● WHAT TO PRODUCE
From the listing below, pull out the lines that hold "none".

● MATERIAL PROVIDED

..............................

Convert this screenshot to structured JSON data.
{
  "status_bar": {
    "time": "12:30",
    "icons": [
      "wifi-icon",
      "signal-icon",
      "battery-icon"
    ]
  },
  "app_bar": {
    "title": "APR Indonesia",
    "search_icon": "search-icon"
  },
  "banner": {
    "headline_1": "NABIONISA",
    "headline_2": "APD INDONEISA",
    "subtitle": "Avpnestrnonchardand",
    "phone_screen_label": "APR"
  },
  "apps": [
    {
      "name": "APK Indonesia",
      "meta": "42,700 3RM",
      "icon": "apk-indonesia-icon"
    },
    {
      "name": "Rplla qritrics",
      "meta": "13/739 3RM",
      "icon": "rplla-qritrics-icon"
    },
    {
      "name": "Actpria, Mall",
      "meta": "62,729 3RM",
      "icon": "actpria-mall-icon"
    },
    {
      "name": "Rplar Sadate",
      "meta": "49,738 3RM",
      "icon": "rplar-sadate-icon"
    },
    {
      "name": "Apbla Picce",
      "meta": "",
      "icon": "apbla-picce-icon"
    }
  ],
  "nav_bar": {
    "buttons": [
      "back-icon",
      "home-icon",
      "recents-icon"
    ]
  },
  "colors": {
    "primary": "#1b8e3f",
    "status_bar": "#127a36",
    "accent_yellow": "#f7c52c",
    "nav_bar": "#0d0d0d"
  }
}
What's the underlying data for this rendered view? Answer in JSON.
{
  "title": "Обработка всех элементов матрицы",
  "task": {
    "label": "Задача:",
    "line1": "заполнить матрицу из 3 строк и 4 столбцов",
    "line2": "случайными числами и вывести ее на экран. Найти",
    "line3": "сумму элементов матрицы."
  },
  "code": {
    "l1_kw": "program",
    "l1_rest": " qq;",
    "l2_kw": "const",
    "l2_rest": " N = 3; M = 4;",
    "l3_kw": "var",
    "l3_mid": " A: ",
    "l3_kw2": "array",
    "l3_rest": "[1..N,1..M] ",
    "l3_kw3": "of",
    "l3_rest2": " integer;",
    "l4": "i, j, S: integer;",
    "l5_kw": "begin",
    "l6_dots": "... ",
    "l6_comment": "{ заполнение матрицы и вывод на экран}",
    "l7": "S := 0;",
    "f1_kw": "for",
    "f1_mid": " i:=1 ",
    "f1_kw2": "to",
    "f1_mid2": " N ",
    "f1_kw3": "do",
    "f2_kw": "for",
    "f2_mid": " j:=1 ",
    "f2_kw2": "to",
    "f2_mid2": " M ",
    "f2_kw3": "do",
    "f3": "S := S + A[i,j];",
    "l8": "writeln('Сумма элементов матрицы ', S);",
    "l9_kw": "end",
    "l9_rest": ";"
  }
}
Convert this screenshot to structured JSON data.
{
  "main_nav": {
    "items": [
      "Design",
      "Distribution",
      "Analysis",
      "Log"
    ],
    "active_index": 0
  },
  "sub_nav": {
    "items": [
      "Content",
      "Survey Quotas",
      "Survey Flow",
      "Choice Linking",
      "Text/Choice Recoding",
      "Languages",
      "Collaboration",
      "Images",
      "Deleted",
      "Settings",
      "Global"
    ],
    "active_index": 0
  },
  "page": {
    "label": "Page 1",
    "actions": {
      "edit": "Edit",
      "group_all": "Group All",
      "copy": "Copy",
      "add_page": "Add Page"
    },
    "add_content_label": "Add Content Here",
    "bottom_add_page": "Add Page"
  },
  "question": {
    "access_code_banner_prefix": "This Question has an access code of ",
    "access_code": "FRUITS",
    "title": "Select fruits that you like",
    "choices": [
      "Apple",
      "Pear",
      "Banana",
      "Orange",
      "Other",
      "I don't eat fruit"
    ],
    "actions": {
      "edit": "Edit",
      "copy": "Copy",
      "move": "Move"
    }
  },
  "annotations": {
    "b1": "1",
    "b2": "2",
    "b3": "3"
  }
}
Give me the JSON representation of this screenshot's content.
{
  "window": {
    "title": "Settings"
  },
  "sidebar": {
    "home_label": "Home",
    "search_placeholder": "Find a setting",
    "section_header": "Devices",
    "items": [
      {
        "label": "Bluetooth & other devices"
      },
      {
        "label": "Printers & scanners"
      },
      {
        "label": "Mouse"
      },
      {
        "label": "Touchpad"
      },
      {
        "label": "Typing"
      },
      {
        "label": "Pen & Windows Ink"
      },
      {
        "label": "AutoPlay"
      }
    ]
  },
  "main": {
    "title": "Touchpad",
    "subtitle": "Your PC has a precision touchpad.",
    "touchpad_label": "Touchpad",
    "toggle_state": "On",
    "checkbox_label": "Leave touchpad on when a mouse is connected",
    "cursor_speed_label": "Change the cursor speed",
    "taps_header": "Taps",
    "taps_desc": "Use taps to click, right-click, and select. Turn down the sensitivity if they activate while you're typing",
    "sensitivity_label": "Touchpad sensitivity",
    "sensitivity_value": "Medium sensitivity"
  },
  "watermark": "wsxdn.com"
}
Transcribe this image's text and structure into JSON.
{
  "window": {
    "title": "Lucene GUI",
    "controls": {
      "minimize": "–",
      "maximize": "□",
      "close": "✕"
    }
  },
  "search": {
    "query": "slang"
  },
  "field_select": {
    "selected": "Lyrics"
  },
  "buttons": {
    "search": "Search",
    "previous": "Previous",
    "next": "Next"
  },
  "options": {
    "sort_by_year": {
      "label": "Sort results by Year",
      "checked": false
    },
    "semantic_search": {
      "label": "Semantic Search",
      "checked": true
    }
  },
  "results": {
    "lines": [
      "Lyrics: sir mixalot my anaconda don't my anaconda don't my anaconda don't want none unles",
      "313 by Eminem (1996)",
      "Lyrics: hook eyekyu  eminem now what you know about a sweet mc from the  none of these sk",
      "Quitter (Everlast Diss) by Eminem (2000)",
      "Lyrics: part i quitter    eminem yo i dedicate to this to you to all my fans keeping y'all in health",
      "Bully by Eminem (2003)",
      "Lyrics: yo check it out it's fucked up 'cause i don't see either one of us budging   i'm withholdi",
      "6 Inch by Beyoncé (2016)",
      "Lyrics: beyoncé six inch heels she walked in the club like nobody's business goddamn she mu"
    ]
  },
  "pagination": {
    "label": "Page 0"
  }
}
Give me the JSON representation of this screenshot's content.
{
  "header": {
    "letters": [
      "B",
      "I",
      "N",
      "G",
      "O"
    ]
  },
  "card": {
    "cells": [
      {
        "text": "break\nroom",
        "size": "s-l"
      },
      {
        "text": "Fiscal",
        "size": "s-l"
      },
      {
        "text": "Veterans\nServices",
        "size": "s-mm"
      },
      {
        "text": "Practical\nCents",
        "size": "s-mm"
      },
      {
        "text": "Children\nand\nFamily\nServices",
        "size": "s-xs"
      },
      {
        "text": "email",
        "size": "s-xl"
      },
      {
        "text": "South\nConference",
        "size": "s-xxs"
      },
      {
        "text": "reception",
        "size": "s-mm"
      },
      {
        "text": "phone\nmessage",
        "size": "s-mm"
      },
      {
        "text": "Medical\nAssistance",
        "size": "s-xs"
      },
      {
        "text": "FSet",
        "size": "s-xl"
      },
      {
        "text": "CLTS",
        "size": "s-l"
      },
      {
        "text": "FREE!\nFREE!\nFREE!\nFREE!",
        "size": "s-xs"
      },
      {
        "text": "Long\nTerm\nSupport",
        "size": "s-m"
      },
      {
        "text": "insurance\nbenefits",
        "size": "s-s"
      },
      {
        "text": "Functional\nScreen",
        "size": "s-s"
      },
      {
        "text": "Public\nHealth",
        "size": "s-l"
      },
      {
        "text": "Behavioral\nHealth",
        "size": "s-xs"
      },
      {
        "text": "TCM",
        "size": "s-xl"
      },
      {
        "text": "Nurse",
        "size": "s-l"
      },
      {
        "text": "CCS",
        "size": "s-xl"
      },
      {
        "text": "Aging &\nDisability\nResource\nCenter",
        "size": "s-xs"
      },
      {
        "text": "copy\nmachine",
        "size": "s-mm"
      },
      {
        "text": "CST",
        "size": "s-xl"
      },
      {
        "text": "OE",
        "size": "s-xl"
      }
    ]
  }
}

..............................

● WRITTEN ANSWER
      "Lyrics: sir mixalot my anaconda don't my anaconda don't my anaconda don't want none unles",
      "Lyrics: hook eyekyu  eminem now what you know about a sweet mc from the  none of these sk",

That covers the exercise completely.